- _Stated exercise_
Proceed with the piece on Poland's struggle for independence, continuing from its final sentence.

- _Given text_
========================

Poland: Behind the Crisis (1982) : POLAND'S STRUGGLE FOR INDEPENDENCE

POLAND'S STRUGGLE FOR INDEPENDENCE

DECEMBER 21, 1981

For longer than a century, the European people have been passionately devoted to the struggle for Polish independence.

It was Karl Marx himself who in connection with his organizing effort for the North during the American Civil War, also organized a public meeting in Britain on behalf of Polish independence. This meeting was attended by many Polish workers and workers of other nationalities, especially from the London area.

The Polish working class in Europe understood Polish independence one way.

But the clamor for "independence" by the capitalist powers was something else again.

When the German bourgeoisie spoke of Polish independence they had in mind an annexation of Poland. When the French bourgeoisie spoke of independence, they meant an alliance under which Poland would be subjugated and used as a battering ram against both the Germans and the Russians. And when the British spoke of independence they had in mind the extension of the British Empire to the gates of Warsaw.

They haven't changed much at all today.

It is no wonder that revolutionary Marxists have always been suspicious about the clamor for "Polish independence" when they see that its cheerleaders come from the Bourse, Lombard Street, and Wall Street.

ROLE OF POLISH ARMY

Of all the dramatic events arising out of the Polish situation, that which has surprised and stunned the bourgeoisie most is the fact that it was the Polish Army, not the Soviet Army as the capitalists had been predicting, which opened up the offensive against the counter-revolution.

========================

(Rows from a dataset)
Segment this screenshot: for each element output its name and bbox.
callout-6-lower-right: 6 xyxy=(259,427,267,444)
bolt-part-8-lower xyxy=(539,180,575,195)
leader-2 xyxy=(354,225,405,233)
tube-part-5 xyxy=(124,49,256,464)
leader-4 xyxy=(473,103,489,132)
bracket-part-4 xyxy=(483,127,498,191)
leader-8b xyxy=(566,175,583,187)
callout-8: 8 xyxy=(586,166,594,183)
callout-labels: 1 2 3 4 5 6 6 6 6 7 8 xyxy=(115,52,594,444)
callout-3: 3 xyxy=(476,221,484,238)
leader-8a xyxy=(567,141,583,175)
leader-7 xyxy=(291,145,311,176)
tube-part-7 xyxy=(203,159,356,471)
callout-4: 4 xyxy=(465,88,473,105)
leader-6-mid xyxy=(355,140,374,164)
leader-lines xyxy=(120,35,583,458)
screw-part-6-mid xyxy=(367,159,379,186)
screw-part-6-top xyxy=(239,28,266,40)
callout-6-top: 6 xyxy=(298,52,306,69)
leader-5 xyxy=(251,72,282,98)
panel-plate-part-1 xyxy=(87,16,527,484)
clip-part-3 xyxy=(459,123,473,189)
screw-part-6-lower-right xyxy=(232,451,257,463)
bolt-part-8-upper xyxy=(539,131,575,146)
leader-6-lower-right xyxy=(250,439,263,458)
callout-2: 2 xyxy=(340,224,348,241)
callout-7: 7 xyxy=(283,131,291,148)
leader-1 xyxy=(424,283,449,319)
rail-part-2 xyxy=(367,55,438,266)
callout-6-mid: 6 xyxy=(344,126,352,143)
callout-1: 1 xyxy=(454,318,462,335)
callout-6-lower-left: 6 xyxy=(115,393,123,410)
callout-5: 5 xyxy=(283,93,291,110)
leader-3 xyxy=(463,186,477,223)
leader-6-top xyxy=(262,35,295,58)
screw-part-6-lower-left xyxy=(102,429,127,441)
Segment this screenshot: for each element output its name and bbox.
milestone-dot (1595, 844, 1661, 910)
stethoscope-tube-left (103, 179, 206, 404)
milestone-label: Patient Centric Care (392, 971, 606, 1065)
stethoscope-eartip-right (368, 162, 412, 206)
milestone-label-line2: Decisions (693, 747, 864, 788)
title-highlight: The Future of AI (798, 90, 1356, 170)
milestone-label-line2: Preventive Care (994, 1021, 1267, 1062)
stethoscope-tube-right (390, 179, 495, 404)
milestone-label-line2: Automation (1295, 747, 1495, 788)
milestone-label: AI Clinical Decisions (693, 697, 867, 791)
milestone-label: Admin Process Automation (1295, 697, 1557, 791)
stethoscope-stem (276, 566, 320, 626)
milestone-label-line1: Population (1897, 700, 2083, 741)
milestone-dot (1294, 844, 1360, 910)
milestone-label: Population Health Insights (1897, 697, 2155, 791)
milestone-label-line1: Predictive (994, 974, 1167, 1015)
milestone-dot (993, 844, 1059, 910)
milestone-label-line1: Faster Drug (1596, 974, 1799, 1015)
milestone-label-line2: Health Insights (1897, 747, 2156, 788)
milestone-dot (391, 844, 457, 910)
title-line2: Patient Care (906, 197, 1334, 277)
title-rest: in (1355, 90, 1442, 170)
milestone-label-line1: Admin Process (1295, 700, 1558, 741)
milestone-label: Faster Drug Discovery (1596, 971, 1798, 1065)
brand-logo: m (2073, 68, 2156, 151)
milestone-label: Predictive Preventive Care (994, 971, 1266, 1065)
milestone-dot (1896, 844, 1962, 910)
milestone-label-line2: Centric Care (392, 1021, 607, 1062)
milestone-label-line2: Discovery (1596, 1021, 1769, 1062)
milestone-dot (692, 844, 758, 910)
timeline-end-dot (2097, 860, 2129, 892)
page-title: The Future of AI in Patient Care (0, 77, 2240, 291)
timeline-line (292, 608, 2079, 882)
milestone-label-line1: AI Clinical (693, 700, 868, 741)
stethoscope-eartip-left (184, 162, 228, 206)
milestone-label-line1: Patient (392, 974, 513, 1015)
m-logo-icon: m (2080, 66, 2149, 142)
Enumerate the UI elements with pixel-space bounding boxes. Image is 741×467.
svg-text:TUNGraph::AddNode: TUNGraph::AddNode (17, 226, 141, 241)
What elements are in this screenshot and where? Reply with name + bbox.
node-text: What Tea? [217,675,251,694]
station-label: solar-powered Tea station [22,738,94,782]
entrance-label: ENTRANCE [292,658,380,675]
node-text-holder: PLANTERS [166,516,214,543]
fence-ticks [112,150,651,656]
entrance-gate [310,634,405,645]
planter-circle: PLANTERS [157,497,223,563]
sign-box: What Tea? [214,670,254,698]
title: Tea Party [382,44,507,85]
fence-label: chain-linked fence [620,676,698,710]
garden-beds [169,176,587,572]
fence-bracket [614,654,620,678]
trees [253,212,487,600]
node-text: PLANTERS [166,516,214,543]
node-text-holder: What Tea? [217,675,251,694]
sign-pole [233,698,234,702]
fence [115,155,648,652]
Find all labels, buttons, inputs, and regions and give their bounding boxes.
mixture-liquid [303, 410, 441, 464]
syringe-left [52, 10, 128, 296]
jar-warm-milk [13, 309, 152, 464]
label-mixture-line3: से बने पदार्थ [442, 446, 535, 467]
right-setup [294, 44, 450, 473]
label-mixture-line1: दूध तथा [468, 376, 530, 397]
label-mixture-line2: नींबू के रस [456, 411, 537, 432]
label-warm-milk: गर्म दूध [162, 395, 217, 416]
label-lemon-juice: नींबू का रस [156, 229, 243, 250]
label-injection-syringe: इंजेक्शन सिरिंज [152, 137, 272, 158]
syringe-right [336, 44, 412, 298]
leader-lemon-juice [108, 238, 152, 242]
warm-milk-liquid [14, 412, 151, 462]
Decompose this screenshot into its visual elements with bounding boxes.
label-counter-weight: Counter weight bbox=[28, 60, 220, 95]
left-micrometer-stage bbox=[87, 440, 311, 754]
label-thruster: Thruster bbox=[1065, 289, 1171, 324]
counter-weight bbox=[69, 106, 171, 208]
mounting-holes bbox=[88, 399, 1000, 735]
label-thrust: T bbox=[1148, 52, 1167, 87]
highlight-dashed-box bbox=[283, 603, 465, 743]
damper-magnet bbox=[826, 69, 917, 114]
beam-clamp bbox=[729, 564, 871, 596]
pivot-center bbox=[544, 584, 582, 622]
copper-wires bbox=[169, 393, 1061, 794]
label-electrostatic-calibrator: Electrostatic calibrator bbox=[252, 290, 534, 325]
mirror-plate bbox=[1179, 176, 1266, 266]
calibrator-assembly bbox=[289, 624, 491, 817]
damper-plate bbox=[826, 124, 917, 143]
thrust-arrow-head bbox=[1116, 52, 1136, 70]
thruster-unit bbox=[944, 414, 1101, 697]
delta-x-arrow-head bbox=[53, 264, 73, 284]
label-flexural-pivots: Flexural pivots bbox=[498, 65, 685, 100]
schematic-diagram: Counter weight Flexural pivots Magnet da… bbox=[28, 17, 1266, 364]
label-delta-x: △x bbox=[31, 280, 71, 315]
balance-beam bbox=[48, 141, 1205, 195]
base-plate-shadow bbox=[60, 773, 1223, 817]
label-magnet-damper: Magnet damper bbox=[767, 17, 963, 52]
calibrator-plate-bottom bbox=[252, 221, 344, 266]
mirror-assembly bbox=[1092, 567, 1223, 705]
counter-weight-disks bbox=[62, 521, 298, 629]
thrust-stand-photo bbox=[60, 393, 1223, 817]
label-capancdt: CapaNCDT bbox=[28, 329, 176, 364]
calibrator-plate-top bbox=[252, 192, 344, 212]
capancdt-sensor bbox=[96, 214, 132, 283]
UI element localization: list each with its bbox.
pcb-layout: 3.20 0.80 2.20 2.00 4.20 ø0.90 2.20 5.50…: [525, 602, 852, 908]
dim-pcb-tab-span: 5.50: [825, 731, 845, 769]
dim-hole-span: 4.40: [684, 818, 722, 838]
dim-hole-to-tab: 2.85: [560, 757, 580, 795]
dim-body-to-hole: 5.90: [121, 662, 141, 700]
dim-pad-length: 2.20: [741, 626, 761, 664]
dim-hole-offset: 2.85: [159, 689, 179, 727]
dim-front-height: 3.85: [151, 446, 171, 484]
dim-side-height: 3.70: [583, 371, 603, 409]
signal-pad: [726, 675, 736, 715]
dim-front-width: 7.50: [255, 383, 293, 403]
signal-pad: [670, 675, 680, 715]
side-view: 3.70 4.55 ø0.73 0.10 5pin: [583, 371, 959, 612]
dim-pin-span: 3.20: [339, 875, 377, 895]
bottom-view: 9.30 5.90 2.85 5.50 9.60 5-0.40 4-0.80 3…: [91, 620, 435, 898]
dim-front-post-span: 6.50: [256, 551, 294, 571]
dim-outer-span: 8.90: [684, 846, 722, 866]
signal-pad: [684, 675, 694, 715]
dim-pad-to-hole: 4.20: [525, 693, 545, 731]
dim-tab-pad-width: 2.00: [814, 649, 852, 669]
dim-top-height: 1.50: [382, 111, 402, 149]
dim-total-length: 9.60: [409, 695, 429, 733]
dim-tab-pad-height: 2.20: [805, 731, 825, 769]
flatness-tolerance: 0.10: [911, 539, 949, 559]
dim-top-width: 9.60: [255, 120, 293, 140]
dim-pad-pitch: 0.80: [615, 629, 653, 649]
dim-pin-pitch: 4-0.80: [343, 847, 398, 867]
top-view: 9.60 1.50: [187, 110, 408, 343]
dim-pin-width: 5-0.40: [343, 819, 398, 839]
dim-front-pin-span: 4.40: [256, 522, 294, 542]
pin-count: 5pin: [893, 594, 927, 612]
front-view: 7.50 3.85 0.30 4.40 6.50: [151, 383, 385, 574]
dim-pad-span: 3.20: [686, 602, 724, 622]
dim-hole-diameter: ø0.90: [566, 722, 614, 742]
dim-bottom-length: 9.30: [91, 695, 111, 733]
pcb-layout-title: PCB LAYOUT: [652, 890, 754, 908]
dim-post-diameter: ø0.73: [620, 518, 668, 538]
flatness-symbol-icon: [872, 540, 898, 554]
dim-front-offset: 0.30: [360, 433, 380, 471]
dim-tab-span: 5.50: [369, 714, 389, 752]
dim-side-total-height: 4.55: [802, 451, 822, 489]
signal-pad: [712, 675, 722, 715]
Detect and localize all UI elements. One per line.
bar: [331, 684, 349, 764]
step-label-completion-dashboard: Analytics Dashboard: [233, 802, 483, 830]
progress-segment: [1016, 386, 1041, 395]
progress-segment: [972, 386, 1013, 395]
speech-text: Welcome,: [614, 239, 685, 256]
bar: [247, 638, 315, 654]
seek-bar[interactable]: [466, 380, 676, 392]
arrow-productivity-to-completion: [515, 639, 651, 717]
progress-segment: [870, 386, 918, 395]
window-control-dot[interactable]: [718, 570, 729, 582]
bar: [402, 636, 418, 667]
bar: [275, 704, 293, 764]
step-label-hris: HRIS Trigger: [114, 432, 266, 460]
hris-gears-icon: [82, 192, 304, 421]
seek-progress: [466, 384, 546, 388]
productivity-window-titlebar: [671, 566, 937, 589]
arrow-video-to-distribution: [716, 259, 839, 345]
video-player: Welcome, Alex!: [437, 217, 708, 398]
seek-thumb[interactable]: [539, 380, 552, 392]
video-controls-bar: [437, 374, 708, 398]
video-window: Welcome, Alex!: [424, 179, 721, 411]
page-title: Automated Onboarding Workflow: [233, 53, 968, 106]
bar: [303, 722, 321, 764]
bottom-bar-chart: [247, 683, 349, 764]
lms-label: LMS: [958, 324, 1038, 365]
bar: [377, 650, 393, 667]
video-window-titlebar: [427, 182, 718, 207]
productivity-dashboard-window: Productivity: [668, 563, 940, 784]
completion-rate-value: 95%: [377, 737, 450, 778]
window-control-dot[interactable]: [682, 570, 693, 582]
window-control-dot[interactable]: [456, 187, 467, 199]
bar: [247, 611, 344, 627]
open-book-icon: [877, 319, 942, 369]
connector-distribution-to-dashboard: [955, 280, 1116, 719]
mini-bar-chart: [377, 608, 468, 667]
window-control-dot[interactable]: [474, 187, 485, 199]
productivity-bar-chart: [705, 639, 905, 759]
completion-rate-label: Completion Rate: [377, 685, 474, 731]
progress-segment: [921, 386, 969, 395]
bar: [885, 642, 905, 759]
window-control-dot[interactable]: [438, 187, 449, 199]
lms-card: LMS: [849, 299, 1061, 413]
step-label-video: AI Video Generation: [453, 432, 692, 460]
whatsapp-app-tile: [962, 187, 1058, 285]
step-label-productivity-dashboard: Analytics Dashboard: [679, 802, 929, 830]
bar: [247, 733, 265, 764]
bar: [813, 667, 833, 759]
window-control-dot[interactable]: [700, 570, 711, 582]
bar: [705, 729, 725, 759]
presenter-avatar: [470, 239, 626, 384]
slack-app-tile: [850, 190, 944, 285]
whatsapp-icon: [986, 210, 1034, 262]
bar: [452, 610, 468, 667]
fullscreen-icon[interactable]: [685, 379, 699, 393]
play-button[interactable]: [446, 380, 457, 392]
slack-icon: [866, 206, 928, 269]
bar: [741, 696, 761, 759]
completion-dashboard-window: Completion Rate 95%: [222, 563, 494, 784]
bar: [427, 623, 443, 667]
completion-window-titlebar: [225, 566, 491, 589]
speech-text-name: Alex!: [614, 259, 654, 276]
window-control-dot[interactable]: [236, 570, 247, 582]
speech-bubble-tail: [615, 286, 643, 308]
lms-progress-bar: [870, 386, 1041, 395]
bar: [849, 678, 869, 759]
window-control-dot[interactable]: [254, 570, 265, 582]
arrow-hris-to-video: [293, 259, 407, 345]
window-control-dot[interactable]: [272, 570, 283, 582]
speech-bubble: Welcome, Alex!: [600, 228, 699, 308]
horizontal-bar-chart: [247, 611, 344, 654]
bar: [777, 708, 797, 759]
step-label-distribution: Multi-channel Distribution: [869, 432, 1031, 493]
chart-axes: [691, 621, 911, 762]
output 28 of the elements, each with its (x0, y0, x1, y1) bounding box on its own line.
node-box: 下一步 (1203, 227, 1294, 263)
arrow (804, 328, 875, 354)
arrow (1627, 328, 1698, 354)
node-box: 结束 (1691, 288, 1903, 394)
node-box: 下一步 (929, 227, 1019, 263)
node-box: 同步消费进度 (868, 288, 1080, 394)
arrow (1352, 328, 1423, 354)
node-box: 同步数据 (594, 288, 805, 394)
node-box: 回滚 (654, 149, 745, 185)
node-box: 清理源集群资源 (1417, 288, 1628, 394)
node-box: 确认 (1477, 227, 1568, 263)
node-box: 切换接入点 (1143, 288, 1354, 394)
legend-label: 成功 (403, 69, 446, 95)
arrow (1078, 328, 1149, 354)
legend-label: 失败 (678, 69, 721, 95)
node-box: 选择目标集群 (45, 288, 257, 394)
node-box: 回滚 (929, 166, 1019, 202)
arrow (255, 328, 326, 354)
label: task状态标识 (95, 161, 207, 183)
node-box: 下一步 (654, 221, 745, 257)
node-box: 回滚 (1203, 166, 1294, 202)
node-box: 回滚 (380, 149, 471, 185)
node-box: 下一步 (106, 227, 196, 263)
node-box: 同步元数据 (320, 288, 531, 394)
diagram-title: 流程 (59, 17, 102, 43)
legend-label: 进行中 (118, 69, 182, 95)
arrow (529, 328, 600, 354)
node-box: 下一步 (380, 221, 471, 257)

========================

- _Expected output_
It also stunned the bourgeois elements in Poland. The New York Times on December 19, 1981, carries a Warsaw dispatch with a December 17, 1981, dateline by Henry Kamm, which states: "There were no Soviet tanks in Warsaw today. That, to many Poles, was the hardest thing to take about the crackdown which began Saturday."

Why was it the Army that initiated and is carrying through the struggle against the counter-revolution, apparently without any visible opposition from within?

Shouldn't the Army above all be in favor of an "independent" Poland as defined by Solidarity? Shouldn't the Army be for breaking its ties with the Warsaw Pact, and the Soviet Union in particular, and be "independent"?

The answer to these questions is that the Army leadership has demonstrated that it understands the real meaning of independence for Poland.

That was once understood here in this country among certain elements of the capitalist establishment. It was a short-lived period.

That was around the time when the Soviet Red Army had just broken the back of the Nazi war machine and Poland was about to be fully liberated from the Nazi yoke. The question of the future of Eastern Europe was still considered an Eastern European and Soviet affair, in which negotiations would end with a peace treaty between East and West.

The Yalta agreement, which came about a year later (1945), was considered to be such an agreement. It recognized the independence of Poland.

HOW LIPPMANN UNDERSTOOD POLISH INDEPENDENCE

One of those close to the U.S. State Department at the time and who best understood the real meaning of Polish independence was the well-known foreign affairs commentator and so-called dean of the U.S. journalistic community, Walter Lippmann. He was also an adviser to more than a half a dozen presidents, including Kennedy, Johnson, and Eisenhower.

Needless to say, Lippmann was an able exponent of U.S. imperialist policy and reflected elements within the imperialist establishment.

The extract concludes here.